--- Begin ---
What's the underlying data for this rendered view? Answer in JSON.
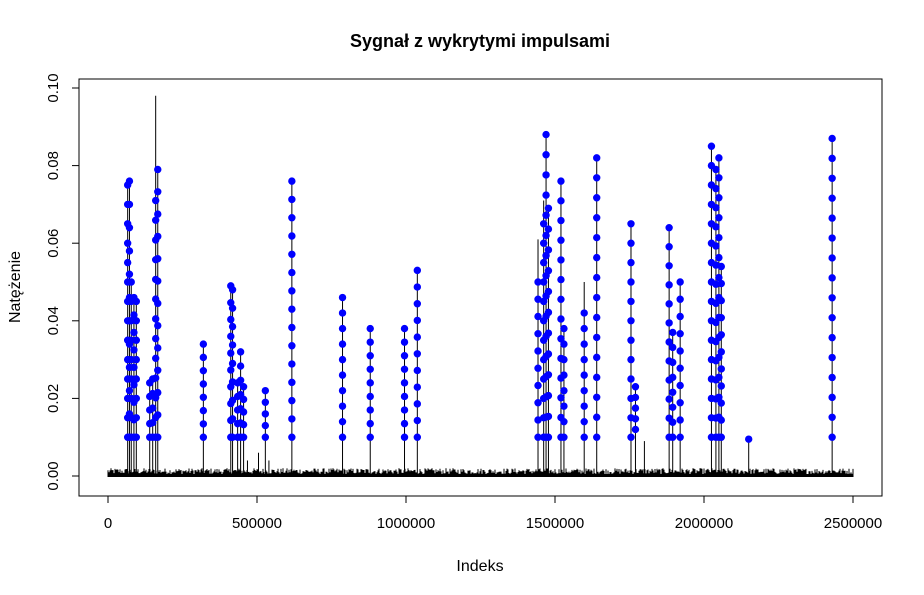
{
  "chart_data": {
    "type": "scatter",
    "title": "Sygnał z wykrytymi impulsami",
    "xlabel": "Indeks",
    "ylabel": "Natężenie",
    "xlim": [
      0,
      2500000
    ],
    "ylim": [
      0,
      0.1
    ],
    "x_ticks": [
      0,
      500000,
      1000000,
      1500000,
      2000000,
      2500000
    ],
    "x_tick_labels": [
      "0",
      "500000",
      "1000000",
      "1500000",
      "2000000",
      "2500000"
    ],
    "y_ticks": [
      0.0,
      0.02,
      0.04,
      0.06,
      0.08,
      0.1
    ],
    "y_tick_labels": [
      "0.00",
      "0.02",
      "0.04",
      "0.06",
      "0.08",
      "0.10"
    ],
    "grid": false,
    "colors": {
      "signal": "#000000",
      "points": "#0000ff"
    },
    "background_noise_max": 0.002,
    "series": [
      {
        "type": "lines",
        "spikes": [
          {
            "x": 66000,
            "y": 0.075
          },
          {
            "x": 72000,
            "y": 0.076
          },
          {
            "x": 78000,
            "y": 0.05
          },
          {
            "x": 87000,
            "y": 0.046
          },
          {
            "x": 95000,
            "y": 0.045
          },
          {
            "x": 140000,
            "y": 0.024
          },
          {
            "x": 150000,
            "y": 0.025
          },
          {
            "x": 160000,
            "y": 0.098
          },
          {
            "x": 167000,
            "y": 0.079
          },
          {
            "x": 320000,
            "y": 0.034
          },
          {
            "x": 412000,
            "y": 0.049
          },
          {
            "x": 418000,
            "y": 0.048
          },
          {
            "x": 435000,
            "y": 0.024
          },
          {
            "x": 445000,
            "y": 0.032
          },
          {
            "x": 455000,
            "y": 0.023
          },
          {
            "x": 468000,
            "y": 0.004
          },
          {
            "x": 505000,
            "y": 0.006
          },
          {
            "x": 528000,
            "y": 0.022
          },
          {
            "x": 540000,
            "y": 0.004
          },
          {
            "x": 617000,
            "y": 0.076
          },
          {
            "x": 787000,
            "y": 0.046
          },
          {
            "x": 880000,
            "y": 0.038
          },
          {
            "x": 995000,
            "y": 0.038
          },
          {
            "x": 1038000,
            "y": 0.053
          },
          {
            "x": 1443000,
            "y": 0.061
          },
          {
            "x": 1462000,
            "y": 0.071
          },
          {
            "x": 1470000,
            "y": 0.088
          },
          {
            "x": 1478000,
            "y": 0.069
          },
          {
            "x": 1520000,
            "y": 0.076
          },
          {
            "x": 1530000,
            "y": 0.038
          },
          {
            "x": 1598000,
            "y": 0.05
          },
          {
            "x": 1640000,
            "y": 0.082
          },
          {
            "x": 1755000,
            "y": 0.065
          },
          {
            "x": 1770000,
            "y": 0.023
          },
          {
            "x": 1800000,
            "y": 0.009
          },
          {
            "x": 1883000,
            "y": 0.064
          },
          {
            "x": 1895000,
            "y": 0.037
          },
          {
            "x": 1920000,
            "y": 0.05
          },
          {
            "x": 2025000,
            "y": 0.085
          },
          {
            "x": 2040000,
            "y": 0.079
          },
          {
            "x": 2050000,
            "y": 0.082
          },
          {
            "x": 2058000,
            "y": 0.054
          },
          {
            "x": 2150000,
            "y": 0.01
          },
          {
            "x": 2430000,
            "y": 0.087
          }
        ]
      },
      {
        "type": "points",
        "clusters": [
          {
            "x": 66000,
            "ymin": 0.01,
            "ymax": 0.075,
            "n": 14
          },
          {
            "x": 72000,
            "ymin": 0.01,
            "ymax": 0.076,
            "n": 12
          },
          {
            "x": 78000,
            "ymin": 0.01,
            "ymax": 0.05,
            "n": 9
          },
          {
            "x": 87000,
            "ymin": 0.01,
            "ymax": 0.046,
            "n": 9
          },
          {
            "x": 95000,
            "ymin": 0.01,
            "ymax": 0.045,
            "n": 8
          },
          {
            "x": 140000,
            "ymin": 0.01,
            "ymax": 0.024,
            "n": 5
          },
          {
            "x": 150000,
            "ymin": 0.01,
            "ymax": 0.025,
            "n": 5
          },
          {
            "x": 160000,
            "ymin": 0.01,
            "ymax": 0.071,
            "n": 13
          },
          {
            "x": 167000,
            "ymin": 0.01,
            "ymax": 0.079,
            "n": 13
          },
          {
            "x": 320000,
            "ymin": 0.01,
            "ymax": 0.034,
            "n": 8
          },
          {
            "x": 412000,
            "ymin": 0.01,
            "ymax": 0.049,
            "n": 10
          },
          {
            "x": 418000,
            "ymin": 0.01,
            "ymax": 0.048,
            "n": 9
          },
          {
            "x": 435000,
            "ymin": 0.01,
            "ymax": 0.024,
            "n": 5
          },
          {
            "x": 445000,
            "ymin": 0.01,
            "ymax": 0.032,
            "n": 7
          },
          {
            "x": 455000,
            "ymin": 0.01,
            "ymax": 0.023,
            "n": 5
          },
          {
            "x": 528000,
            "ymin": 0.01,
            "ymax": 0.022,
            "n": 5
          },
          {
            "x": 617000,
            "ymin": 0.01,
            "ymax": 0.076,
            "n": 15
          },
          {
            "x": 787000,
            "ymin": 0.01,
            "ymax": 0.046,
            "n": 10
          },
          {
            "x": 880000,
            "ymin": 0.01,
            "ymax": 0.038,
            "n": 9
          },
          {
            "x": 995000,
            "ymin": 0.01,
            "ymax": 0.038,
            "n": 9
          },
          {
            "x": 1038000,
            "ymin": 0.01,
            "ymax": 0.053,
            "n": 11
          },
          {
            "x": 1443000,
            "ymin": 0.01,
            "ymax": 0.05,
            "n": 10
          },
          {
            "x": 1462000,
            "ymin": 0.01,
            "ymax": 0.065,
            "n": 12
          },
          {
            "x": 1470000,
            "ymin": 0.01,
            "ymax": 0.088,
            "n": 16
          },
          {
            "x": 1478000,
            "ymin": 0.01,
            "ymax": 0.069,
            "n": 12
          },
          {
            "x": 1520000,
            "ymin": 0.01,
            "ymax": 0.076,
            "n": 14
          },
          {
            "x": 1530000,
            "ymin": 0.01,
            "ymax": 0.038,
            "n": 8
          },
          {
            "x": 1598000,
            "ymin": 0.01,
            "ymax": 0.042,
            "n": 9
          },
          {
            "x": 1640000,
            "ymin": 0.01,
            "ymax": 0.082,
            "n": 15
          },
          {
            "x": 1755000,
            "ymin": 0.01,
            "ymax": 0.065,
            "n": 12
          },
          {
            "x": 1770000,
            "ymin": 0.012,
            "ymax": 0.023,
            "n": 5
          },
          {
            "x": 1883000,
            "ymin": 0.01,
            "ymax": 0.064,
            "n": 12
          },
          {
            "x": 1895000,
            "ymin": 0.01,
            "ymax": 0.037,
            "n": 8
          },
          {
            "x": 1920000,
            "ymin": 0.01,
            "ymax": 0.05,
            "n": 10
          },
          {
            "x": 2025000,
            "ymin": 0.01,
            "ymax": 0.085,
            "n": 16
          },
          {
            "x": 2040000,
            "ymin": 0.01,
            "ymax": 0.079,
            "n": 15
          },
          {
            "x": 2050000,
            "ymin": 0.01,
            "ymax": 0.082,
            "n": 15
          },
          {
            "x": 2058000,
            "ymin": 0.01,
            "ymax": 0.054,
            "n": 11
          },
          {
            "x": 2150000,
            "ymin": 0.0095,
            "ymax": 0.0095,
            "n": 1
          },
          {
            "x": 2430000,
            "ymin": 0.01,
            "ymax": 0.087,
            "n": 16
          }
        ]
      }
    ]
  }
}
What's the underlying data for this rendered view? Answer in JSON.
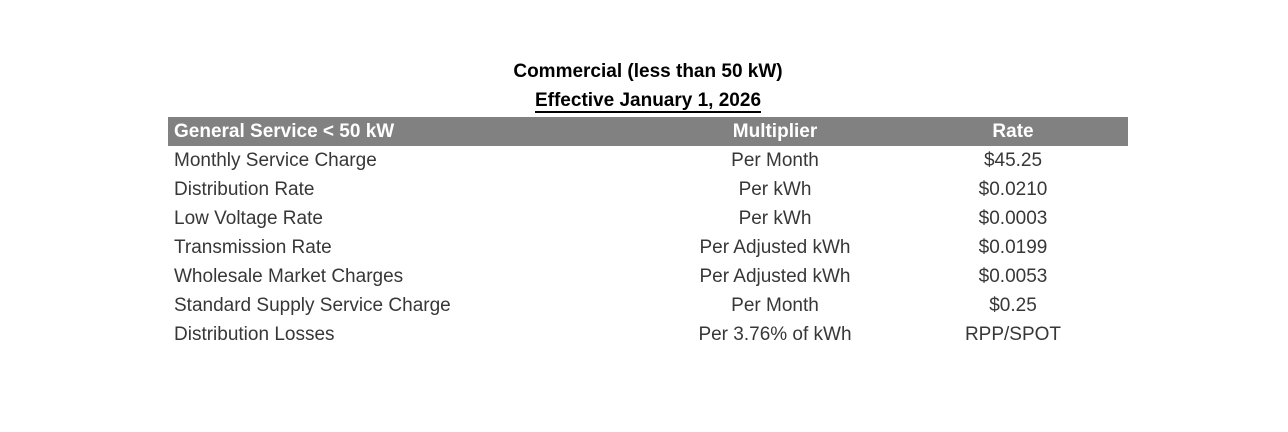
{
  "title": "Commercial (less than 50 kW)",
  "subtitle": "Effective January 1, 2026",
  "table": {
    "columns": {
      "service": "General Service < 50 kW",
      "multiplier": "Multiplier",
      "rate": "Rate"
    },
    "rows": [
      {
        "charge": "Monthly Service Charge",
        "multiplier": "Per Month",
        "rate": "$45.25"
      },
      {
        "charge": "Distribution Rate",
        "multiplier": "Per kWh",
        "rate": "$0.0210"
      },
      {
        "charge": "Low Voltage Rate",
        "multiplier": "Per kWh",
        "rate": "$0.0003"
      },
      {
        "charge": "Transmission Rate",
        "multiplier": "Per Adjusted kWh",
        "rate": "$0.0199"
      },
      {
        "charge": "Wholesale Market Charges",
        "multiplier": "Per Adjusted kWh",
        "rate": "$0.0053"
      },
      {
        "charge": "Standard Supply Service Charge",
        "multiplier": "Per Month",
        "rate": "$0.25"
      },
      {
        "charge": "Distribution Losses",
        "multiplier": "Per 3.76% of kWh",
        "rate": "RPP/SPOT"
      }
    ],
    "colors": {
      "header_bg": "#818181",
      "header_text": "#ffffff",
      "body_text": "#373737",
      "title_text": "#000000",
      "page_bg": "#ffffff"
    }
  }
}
--- End ---
▶ _Given instruction_
Go through the lines above. Select every one that has the string "Distribution".

▶ _Final answer_
        "charge": "Distribution Rate",
        "charge": "Distribution Losses",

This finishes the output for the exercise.